Article:
Sam Perlozzo is out, having managed one full year for the Orioles and chunks of two others -- the end of 2005, the start of 2007. In none of these periods was he a success. In his first couple of games as the skipper post-Mazzilli, Perlozzo felt like a breath of fresh air. But that team was limping home having been thoroughly defeated after their amazing hot start. Mazzilli had them at 51-56, which included a disastrous collapse. Perlozzo managed them to a 23-32 record. No big difference either way.

Perlozzo's lone full season showed some serious chinks in the armor. I don't think you'll find a single O's fan that dislikes Sam Perlozzo personally. I got tired of his company lines and the B.S. feeling he gave everything, but that's just sort of the way things go. There aren't many managers with the brass (or the rope) to go into the interview after a loss and actually tell it like it is. Plus, to be totally fair to the players, many times it was Perlozzo's interesting tactical decisions that made those losses possible in the first place. The fact that he never seemed to learn from a single one of them didn't bode well.

2007 was a trainwreck from the get-go. Pitchers were hurt before spring training even started, the OF/1B/DH picture was crowded, Ramon Hernandez started the season on the DL. Then more guys got hurt, and the $40 million bullpen was made into a sick joke almost single-handedly by the incompetent Danys Baez. Yet we saw Sam run Baez out there to blow game after game after game. It seems like there wasn't a single Baez appearance that didn't yield a run or two, the lead, or even a win if he was really feeling it.

I thought Lee Mazzilli sucked at handling the bullpen, but Sam Perlozzo took the cake home, ate it, and vomited the frosting back up around 10 pm nightly. His choices as to what players he remained loyal were also troubling, but not entirely his fault.

John Kruk has been widely quoted as saying what often gets said when a manager is shown the door and told to get out: Sam Perlozzo didn't put this team together. Golly, what can a manager do with bad players? No, Perlozzo didn't assemble this team, but like Mazzilli before him, he was responsible for putting the parts in the right places. He didn't. He failed miserably at this job.

And yes, you can't just make a muffler out of cardboard (he didn't have a power hitter, he can't just make somebody be one), but he never showed a willingness to try anything so risky as putting Chad Bradford in Baez's place. I would never bash Sam Perlozzo personally, because through it all he seemed like a good guy trying his best. Unfortunately, his best sucked, and that's just the truth.

Aim A:
Could you condense the paragraph beginning "2007 was a trainwreck" in the piece on Sam Perlozzo into a short list that keeps its main facts?

Dataset items:
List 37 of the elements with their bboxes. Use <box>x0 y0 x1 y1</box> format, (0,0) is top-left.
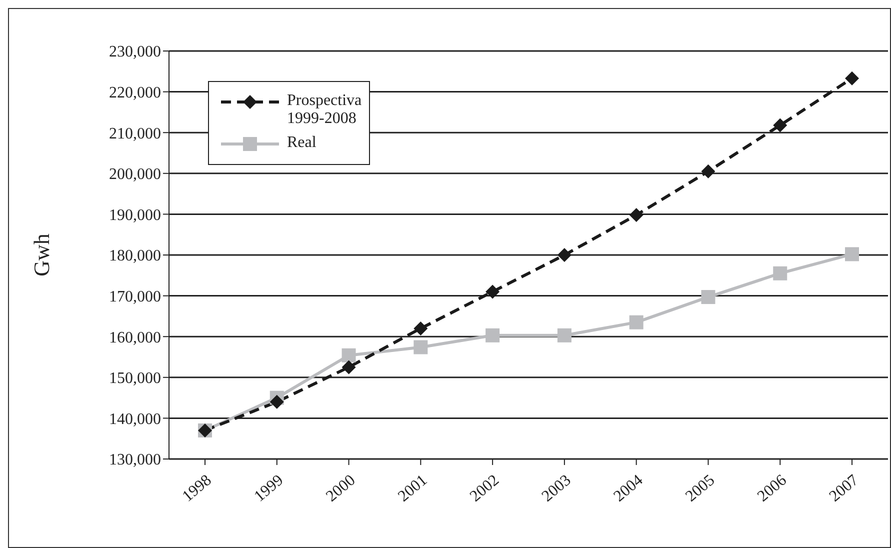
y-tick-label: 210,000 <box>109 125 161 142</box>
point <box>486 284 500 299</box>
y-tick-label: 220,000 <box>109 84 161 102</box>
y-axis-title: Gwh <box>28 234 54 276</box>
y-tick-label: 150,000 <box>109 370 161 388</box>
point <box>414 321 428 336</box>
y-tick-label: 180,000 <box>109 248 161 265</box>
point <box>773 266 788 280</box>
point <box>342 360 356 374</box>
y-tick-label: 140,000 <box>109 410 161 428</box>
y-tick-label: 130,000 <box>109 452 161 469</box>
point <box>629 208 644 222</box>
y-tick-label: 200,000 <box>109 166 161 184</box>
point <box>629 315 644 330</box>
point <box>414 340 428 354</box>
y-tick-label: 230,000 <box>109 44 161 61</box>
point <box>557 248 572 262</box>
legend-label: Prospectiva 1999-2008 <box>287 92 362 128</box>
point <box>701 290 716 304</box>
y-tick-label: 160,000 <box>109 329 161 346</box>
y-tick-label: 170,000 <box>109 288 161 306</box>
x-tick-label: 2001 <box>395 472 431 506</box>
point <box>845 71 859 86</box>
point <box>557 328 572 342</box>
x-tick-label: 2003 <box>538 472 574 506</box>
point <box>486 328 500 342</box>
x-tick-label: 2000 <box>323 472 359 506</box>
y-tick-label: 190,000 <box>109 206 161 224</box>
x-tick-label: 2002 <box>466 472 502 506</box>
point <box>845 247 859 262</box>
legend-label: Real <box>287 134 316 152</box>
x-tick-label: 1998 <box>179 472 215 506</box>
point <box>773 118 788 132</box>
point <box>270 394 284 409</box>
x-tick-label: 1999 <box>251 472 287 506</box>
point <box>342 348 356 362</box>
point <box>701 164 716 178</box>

Aim B:
In the entries, can you give everything from the line containing "y-tick-label: 210,000 <box>109" down to the line containing "point <box>486 328 500 342</box>" again, swapping "point" for "marker" wherever it occurs and leaving all else unchanged?

Written response A:
- 2007 went badly from the very start.
- Pitchers were hurt before spring training began.
- The OF/1B/DH picture was crowded.
- Ramon Hernandez started the season on the DL.
- More players got hurt after that.
- Danys Baez, almost single-handedly, made the $40 million bullpen a joke.
- Perlozzo kept sending Baez out to blow game after game.
- Nearly every Baez appearance seemed to cost a run or two, the lead, or even a win.

Written response B:
y-tick-label: 210,000 <box>109 125 161 142</box>
marker <box>486 284 500 299</box>
y-tick-label: 220,000 <box>109 84 161 102</box>
y-axis-title: Gwh <box>28 234 54 276</box>
y-tick-label: 150,000 <box>109 370 161 388</box>
marker <box>414 321 428 336</box>
y-tick-label: 180,000 <box>109 248 161 265</box>
marker <box>773 266 788 280</box>
marker <box>342 360 356 374</box>
y-tick-label: 140,000 <box>109 410 161 428</box>
y-tick-label: 130,000 <box>109 452 161 469</box>
marker <box>629 208 644 222</box>
y-tick-label: 200,000 <box>109 166 161 184</box>
marker <box>629 315 644 330</box>
marker <box>414 340 428 354</box>
y-tick-label: 230,000 <box>109 44 161 61</box>
marker <box>557 248 572 262</box>
legend-label: Prospectiva 1999-2008 <box>287 92 362 128</box>
marker <box>701 290 716 304</box>
y-tick-label: 160,000 <box>109 329 161 346</box>
y-tick-label: 170,000 <box>109 288 161 306</box>
x-tick-label: 2001 <box>395 472 431 506</box>
marker <box>845 71 859 86</box>
marker <box>557 328 572 342</box>
x-tick-label: 2003 <box>538 472 574 506</box>
marker <box>486 328 500 342</box>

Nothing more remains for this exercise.